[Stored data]
******

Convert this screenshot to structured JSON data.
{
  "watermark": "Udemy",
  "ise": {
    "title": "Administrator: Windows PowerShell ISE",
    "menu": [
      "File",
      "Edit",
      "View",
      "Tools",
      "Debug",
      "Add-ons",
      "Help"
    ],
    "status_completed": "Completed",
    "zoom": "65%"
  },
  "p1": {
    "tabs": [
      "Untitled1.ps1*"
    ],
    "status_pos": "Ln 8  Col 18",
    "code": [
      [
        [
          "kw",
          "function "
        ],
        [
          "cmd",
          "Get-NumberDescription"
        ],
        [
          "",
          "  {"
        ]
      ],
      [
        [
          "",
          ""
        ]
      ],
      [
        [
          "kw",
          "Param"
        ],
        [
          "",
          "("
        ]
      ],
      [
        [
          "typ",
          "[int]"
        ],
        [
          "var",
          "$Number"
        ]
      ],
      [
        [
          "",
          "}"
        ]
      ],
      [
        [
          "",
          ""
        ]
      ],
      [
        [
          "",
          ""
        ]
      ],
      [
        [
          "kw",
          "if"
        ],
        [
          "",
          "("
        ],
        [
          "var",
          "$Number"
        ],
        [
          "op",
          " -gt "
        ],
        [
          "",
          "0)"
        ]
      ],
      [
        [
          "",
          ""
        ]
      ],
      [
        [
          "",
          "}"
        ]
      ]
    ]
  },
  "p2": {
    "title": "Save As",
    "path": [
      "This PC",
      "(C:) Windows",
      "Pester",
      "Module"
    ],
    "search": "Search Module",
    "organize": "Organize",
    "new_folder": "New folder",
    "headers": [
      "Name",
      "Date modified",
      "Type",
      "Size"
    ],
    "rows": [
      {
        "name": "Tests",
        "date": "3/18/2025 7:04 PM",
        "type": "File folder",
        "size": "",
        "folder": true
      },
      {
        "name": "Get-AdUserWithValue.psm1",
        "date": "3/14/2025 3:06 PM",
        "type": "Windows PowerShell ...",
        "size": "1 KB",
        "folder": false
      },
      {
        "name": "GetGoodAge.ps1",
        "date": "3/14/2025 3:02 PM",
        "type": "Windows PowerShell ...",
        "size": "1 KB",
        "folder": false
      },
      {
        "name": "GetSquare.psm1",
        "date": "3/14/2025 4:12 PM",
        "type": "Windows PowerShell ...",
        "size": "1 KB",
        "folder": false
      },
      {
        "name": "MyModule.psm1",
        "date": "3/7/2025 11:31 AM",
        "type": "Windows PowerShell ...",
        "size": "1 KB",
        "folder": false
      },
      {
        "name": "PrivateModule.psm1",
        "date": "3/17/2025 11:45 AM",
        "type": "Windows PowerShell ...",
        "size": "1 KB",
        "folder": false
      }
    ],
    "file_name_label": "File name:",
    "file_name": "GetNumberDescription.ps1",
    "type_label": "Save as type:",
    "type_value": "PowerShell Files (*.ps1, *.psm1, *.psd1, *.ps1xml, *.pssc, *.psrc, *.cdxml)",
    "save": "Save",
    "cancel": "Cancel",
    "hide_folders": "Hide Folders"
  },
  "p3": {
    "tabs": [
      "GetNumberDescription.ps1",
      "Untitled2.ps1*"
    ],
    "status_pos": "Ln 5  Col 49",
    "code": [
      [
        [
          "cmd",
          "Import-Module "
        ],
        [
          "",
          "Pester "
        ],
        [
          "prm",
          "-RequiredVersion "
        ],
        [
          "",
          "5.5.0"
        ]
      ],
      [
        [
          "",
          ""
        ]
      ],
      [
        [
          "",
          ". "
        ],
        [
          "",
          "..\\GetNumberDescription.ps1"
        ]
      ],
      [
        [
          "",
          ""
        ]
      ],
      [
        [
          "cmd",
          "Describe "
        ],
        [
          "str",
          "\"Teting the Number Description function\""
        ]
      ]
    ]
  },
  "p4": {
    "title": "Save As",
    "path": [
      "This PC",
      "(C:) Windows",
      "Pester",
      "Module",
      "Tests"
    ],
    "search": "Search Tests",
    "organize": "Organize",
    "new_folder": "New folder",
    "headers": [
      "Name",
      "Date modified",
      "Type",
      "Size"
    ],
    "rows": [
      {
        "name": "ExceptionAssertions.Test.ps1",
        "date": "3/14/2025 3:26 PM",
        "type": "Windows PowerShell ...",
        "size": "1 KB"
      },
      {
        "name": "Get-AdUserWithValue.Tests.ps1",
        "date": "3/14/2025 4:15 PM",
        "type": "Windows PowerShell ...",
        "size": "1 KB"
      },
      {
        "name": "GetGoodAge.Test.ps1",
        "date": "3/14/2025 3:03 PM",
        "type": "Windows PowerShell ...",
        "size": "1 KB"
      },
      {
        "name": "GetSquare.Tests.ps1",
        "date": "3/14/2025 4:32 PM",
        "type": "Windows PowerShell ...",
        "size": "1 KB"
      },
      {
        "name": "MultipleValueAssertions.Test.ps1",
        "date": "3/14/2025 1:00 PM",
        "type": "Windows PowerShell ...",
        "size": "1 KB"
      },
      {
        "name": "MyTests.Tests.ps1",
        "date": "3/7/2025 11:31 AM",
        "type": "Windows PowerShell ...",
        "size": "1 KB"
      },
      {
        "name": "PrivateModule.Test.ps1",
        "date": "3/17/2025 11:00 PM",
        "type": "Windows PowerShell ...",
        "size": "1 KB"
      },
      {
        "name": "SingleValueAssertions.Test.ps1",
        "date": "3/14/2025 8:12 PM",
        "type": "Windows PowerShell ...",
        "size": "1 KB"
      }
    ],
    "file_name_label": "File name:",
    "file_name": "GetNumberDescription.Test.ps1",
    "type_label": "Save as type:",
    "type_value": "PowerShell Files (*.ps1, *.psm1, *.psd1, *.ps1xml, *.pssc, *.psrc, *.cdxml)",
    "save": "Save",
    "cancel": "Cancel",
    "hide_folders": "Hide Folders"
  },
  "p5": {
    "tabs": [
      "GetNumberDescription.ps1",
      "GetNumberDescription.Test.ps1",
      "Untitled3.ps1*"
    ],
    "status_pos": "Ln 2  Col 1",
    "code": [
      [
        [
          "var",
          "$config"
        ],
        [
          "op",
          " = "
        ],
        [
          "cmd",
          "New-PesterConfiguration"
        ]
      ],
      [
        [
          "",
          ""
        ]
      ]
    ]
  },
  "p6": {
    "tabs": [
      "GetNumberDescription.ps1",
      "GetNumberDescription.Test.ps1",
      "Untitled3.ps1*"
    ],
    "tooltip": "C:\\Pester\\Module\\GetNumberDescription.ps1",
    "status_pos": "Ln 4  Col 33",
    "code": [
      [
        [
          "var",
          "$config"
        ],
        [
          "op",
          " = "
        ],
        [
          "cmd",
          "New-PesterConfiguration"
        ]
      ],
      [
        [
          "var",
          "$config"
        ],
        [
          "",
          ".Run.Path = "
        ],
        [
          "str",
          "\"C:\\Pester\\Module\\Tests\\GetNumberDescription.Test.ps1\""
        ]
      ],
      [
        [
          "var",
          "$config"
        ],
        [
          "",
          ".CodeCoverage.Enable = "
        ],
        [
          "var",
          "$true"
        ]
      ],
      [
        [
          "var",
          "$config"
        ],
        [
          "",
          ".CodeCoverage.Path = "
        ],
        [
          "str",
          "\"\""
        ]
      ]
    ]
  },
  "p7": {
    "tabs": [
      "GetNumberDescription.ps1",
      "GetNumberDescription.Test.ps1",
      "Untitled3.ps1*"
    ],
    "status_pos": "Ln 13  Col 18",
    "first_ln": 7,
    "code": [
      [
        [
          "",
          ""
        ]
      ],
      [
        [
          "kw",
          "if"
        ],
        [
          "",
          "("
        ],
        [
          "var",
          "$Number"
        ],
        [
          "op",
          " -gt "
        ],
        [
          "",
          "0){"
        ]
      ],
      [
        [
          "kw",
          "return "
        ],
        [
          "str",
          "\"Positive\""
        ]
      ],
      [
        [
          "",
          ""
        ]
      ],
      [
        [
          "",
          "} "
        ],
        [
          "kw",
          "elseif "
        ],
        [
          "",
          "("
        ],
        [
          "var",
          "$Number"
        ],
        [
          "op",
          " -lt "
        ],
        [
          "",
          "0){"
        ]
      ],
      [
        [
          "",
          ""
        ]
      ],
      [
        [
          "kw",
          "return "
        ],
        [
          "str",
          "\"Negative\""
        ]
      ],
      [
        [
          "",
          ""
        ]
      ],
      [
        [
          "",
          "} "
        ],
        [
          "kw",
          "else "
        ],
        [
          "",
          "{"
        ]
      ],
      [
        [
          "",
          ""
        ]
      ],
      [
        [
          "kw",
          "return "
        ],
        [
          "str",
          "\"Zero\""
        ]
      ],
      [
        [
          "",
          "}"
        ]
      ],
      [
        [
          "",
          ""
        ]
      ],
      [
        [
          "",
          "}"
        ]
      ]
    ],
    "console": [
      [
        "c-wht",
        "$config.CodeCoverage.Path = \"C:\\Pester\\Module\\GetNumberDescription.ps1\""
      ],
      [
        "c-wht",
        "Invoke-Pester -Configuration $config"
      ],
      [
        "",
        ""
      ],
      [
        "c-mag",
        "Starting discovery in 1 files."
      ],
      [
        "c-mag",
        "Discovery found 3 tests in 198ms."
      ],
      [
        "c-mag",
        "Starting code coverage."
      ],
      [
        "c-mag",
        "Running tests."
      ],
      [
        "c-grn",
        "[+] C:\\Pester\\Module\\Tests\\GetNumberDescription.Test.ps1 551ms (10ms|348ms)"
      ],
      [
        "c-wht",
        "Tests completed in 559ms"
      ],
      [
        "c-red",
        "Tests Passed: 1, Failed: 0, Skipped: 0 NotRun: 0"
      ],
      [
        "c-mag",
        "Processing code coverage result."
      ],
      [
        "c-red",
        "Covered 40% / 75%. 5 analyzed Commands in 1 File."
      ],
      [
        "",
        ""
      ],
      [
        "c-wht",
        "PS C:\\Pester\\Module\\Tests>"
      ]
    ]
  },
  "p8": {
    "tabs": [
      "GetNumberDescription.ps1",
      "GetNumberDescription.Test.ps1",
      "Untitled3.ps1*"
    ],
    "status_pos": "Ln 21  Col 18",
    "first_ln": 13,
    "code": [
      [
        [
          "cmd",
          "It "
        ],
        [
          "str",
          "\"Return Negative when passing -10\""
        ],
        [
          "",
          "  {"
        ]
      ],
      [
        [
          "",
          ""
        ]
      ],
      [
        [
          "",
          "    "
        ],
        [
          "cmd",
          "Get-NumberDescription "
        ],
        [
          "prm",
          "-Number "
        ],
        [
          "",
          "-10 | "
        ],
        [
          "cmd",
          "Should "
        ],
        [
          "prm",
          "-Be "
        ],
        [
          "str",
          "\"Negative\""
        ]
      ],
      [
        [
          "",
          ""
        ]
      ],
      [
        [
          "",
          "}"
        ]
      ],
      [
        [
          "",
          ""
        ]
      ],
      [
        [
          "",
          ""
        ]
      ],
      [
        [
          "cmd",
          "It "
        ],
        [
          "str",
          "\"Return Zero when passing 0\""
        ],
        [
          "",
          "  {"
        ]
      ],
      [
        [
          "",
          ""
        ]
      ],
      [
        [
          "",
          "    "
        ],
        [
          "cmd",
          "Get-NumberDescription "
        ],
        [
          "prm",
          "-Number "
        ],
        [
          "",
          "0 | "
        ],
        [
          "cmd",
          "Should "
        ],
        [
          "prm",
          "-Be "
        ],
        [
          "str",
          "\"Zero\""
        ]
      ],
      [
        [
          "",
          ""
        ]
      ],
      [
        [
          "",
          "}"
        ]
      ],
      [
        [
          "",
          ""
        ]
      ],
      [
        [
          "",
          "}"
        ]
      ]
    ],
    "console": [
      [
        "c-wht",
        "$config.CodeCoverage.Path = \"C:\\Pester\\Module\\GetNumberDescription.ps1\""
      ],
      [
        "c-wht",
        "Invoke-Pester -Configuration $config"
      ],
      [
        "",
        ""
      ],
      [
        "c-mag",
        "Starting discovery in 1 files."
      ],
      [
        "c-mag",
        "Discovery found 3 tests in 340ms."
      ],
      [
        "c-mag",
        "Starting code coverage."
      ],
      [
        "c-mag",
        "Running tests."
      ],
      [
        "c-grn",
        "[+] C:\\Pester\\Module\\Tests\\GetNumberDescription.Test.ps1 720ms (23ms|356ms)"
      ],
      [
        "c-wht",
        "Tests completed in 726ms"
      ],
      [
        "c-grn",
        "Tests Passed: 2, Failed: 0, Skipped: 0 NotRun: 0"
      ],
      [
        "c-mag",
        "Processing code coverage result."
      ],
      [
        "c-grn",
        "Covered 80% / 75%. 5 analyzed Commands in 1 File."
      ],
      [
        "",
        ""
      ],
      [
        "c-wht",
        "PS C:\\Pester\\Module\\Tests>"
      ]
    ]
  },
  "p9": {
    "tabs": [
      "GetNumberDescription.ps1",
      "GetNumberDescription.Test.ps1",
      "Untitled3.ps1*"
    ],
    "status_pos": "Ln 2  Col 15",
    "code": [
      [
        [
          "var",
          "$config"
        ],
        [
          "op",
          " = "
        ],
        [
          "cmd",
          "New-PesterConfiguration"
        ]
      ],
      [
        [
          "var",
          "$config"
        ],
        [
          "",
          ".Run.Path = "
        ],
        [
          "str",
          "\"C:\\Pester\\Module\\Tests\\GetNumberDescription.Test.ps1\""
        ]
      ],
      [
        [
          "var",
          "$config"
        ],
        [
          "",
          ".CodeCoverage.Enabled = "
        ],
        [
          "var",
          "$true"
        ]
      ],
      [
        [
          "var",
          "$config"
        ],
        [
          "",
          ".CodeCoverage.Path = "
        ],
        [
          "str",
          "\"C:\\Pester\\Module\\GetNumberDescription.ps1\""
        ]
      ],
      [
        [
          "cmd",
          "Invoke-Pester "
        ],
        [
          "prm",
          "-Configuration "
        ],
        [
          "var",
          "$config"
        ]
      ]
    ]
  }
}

******

▶ _PROMPT_: Go through the records line by line and count those containing the string "Skipped". Give only the total.

▶ _RESULT_: 2